(Element and bounding-box listings)

___

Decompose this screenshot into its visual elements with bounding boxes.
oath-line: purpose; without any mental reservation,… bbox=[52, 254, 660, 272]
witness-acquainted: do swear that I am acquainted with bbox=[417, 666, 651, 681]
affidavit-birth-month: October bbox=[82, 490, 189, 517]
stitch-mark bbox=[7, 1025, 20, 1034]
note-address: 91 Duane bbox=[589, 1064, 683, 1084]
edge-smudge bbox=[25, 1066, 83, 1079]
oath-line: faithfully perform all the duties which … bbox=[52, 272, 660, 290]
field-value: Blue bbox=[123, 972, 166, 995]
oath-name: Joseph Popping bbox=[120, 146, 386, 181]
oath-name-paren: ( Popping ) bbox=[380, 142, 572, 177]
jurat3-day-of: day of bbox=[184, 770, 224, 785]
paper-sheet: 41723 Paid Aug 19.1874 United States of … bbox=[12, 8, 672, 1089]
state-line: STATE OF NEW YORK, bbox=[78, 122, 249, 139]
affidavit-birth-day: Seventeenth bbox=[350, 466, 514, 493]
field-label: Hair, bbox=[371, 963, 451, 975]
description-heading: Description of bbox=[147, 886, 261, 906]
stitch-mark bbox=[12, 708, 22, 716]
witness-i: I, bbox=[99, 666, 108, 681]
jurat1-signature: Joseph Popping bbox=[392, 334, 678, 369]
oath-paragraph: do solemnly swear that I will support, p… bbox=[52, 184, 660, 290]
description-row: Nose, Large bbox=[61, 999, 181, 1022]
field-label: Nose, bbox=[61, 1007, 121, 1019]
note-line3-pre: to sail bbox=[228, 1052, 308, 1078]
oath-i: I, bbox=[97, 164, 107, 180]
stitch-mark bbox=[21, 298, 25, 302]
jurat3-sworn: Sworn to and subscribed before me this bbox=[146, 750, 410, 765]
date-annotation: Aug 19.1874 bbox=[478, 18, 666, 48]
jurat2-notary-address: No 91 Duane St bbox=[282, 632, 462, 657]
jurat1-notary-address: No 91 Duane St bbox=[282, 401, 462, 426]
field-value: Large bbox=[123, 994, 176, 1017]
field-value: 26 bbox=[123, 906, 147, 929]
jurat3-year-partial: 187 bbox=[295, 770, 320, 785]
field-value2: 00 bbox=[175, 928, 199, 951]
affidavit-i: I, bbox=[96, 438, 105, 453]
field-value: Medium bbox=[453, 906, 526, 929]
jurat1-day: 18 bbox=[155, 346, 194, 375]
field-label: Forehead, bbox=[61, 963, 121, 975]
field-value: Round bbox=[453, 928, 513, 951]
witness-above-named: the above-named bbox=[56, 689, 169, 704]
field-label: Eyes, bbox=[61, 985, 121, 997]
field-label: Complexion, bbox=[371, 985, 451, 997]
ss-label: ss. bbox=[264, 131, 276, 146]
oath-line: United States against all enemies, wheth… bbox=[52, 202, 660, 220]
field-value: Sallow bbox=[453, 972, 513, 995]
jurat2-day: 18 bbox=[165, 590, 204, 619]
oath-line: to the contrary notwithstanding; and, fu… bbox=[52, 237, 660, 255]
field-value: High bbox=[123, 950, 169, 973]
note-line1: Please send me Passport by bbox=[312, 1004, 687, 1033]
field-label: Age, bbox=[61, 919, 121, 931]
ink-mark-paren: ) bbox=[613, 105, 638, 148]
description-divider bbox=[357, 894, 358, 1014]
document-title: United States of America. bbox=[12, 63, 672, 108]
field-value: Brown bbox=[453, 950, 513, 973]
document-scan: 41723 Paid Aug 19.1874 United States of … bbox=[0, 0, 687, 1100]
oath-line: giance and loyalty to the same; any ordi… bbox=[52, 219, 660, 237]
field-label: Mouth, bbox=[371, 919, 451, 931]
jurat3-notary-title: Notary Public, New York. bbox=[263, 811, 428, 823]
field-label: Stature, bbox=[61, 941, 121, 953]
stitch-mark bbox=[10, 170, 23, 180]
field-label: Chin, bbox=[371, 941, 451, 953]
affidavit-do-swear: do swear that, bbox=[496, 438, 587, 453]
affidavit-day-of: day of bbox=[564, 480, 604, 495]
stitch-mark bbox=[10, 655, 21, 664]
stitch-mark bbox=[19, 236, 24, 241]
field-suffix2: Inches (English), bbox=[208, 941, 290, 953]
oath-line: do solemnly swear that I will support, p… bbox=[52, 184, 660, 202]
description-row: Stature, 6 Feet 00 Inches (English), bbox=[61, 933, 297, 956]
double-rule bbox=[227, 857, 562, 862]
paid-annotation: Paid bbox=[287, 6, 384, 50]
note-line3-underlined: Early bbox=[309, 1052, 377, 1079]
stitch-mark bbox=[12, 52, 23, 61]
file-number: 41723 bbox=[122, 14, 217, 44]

___

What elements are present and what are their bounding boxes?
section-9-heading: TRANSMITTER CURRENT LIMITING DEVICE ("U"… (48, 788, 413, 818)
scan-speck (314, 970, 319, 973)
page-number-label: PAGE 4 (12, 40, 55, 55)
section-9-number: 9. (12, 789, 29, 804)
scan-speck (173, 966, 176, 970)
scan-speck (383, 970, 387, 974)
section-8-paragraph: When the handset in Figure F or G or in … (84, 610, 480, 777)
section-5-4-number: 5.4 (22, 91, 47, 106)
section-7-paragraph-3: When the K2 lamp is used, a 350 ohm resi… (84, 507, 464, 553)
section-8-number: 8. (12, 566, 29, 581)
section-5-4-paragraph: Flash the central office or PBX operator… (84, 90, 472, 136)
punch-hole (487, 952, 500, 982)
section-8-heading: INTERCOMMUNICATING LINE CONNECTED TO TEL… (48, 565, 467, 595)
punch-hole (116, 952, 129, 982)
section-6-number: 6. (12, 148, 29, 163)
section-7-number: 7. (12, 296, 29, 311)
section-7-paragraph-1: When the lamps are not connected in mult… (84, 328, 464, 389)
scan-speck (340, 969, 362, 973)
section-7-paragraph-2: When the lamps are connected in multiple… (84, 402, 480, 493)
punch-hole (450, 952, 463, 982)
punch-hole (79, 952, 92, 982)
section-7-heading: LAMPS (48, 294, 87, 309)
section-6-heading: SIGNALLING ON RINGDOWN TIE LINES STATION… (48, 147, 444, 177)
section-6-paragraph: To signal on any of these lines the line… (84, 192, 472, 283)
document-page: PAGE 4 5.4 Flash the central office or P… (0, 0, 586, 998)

___

• _WORK TO DO_: Pull from the data above every line that contains the string "punch", and reproduce each matching line in full.

• _TASK SOLUTION_:
punch-hole (487, 952, 500, 982)
punch-hole (116, 952, 129, 982)
punch-hole (450, 952, 463, 982)
punch-hole (79, 952, 92, 982)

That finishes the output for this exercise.